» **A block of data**
[Begin]

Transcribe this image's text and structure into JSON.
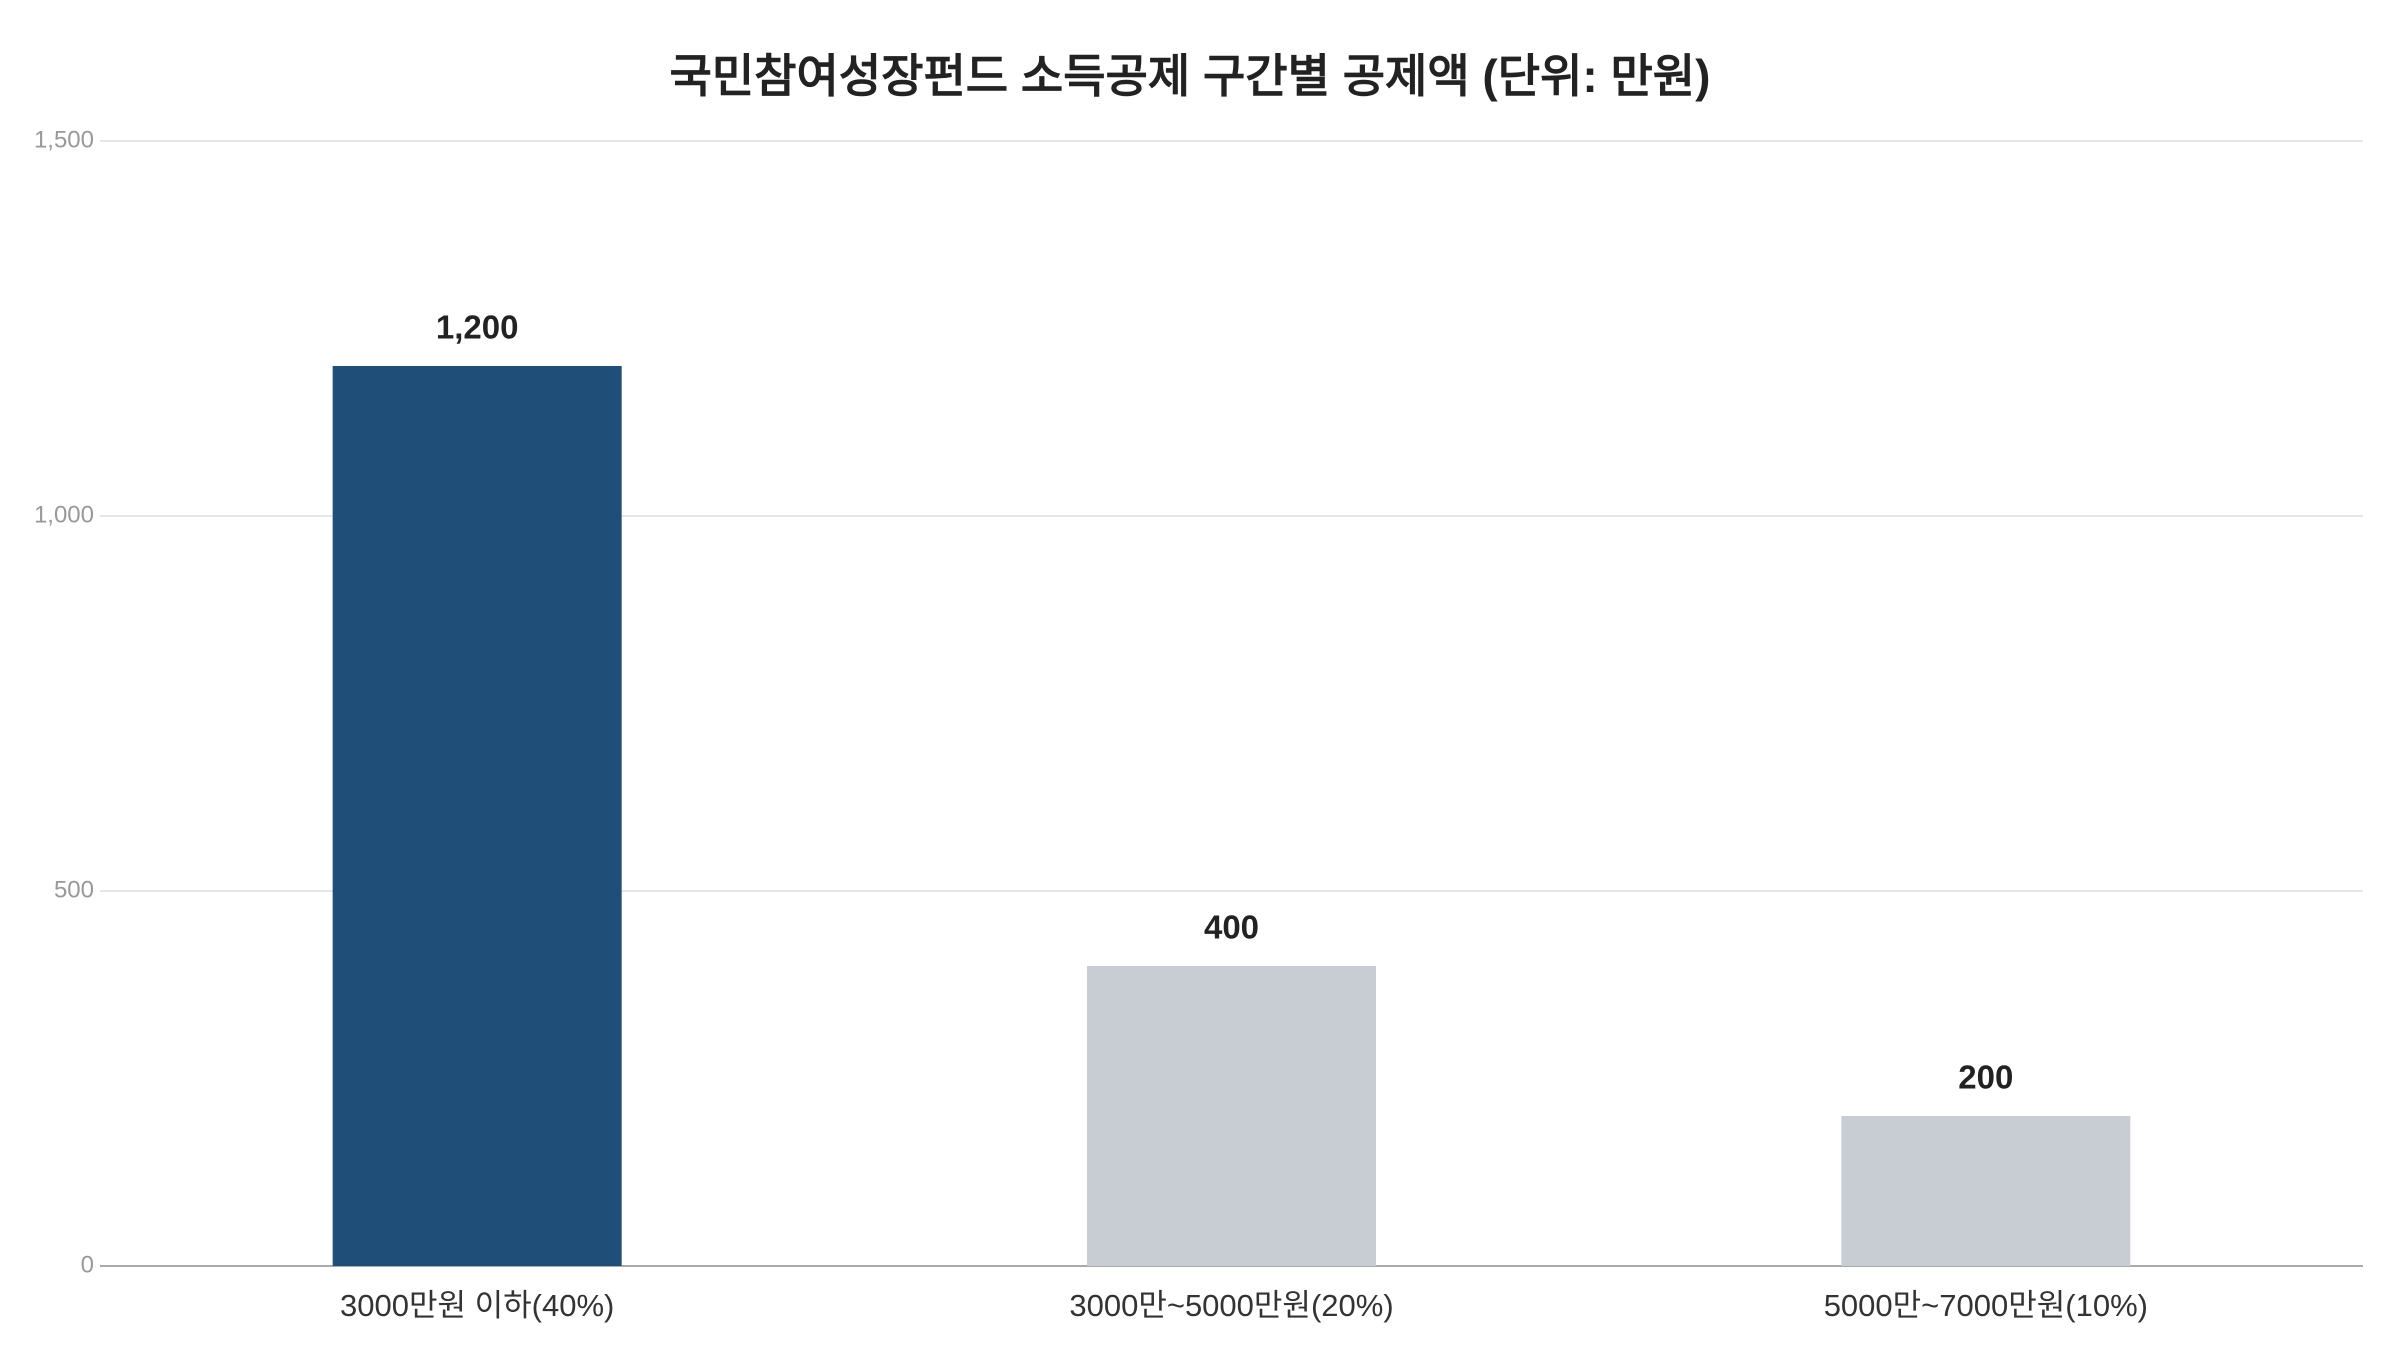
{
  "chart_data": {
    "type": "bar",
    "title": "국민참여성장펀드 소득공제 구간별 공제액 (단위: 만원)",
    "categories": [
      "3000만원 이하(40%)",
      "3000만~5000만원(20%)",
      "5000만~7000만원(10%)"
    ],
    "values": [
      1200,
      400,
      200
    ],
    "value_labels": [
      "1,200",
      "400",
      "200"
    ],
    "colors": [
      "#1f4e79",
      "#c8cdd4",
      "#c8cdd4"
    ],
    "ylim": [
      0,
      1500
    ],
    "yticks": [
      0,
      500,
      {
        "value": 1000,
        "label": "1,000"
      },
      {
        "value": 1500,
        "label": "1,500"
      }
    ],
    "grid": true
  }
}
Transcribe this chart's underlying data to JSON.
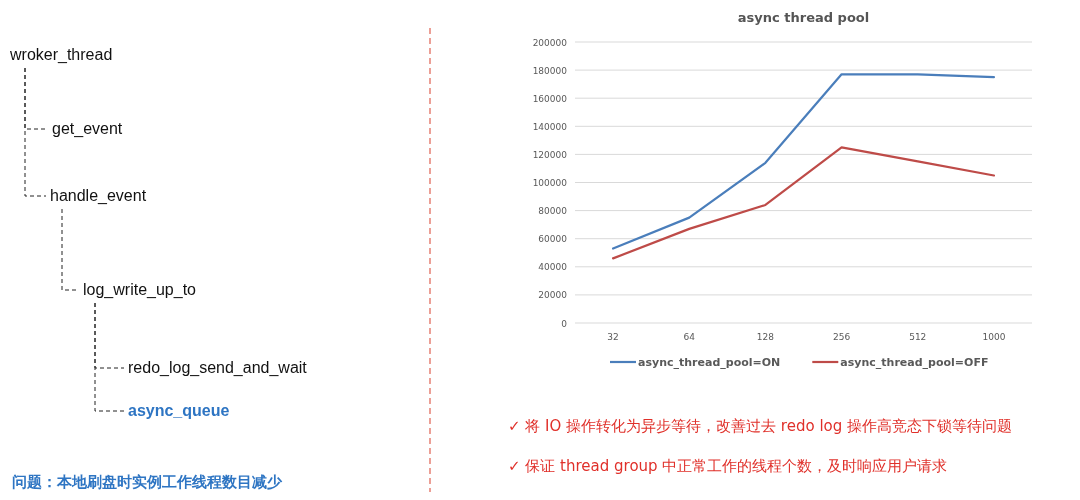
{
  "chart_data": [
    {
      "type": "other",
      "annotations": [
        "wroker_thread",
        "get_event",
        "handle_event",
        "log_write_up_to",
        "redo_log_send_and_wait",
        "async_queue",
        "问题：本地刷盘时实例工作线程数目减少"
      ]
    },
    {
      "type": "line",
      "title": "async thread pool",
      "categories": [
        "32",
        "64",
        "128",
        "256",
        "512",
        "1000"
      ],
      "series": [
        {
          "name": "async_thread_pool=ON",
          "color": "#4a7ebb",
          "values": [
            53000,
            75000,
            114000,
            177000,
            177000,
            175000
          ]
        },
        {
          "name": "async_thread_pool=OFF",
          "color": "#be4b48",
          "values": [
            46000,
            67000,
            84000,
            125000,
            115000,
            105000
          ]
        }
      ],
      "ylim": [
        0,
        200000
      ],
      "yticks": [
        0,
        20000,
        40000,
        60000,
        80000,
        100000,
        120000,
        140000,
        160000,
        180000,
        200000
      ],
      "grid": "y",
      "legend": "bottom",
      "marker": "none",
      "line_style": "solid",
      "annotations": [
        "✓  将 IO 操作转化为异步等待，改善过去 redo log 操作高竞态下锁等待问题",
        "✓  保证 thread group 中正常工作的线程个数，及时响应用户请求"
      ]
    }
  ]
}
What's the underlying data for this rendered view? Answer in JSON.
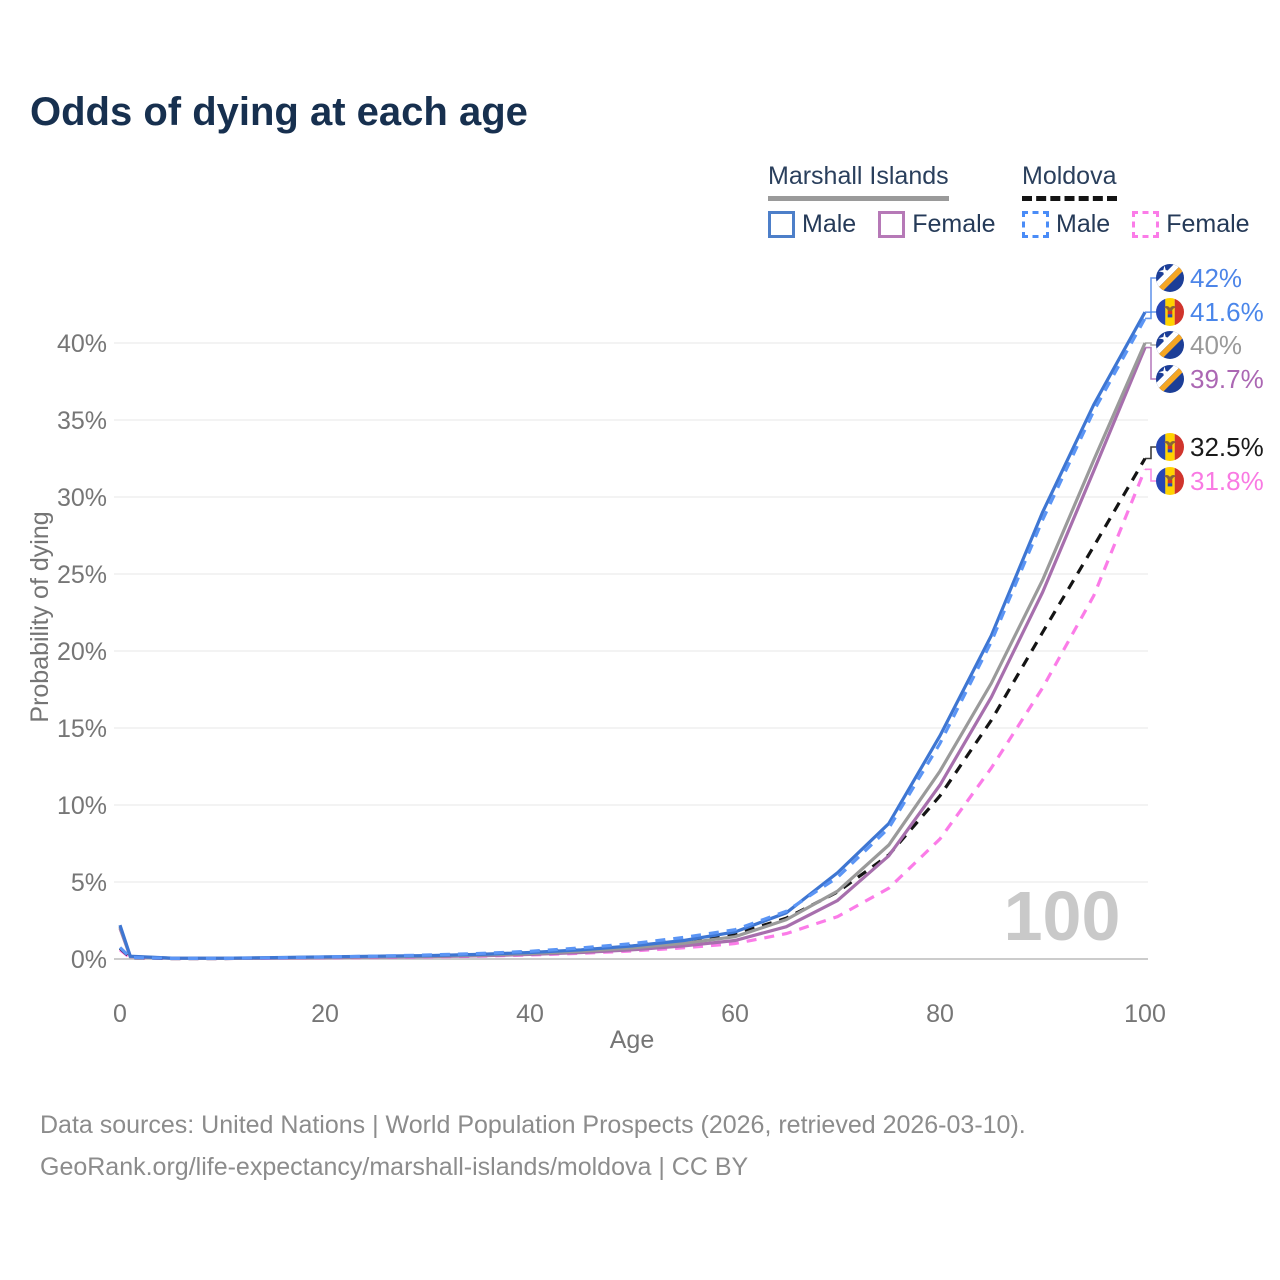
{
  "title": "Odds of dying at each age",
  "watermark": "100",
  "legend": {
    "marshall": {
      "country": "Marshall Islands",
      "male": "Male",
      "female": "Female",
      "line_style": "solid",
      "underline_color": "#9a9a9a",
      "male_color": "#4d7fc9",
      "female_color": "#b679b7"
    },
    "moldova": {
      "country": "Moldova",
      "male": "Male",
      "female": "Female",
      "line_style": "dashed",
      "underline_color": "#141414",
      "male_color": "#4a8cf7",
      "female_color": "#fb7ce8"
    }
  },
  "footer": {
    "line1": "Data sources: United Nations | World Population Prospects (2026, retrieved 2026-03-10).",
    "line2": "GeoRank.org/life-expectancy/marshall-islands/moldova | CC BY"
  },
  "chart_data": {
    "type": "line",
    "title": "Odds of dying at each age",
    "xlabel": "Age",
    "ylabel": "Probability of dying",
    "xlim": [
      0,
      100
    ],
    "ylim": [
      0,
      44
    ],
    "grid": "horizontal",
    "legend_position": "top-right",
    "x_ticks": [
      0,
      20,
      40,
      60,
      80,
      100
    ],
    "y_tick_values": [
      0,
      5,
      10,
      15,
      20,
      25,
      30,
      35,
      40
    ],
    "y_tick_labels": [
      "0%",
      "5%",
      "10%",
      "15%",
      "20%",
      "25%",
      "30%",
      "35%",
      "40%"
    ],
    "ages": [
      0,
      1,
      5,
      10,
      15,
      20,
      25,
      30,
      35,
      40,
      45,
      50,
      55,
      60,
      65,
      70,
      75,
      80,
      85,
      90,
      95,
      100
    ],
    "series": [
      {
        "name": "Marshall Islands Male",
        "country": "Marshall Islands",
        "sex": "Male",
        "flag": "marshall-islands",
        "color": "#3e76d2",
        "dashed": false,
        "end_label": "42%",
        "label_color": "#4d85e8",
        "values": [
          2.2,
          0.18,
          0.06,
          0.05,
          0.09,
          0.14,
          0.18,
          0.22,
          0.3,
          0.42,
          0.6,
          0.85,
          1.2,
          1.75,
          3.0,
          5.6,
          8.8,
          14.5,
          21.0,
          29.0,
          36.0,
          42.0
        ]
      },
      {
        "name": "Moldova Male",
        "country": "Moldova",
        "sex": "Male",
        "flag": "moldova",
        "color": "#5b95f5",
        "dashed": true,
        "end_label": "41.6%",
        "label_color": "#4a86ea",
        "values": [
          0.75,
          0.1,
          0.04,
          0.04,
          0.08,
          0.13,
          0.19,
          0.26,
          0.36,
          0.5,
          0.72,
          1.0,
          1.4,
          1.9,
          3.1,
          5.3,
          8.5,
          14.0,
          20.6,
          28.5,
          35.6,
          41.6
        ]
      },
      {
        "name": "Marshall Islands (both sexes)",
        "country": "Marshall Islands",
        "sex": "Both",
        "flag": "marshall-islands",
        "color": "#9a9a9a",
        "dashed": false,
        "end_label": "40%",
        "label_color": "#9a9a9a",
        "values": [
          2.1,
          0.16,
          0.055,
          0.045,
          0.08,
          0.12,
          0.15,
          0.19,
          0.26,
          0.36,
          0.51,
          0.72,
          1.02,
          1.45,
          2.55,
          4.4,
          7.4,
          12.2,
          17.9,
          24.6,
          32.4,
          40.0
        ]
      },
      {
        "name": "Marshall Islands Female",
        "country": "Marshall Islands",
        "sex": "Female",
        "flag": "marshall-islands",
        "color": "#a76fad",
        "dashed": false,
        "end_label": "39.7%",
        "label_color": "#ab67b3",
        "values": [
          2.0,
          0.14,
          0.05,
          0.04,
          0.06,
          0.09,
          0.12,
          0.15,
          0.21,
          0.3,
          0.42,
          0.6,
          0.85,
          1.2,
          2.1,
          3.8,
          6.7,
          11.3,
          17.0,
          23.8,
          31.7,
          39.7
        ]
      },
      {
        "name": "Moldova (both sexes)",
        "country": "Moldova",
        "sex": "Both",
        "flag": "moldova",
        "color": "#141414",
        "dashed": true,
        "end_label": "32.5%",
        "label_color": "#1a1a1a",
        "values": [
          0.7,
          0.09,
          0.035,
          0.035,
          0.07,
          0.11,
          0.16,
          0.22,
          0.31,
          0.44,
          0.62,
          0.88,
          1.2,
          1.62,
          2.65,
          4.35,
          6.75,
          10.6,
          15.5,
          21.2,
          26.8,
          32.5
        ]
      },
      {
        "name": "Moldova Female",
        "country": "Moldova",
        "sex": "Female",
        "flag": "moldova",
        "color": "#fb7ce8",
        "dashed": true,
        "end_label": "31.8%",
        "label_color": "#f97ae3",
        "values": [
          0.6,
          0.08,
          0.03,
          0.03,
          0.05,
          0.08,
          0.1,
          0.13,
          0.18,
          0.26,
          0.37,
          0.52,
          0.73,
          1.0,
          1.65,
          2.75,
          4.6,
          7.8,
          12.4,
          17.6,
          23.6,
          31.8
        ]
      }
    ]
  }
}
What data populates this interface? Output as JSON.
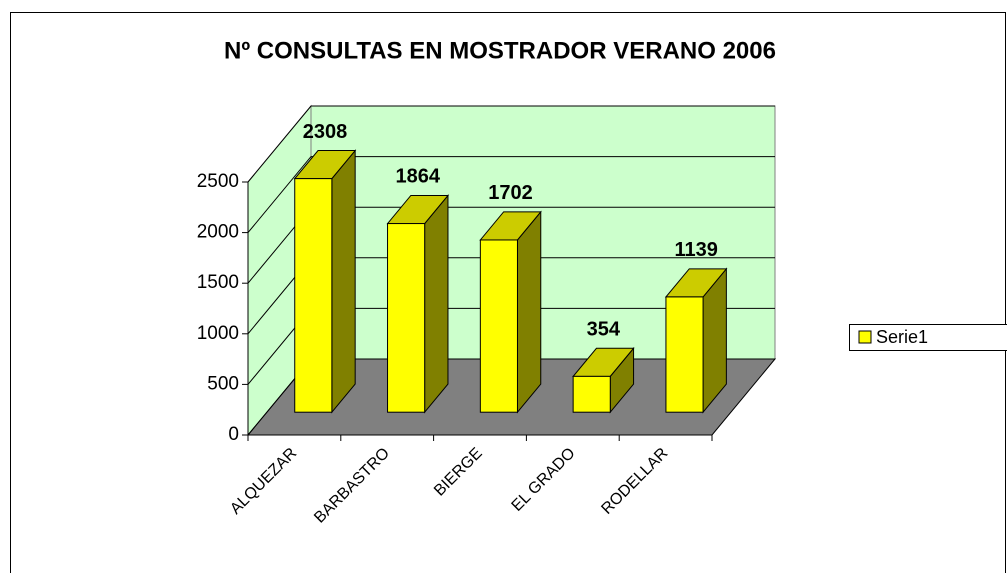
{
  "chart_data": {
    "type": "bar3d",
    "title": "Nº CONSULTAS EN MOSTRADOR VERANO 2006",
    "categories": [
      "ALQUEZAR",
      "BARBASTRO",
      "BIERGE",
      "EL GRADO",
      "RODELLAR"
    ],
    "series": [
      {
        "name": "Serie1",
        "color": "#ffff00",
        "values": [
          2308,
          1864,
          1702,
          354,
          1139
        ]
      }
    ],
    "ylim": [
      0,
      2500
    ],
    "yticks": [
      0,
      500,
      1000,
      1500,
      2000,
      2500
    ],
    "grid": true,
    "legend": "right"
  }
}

[End]

Search the listing for the word "What". Copy every line in which it occurs.

» **Solved problem**
What's the underlying data for this rendered view? Answer in JSON.
What data populates this interface? Output as JSON.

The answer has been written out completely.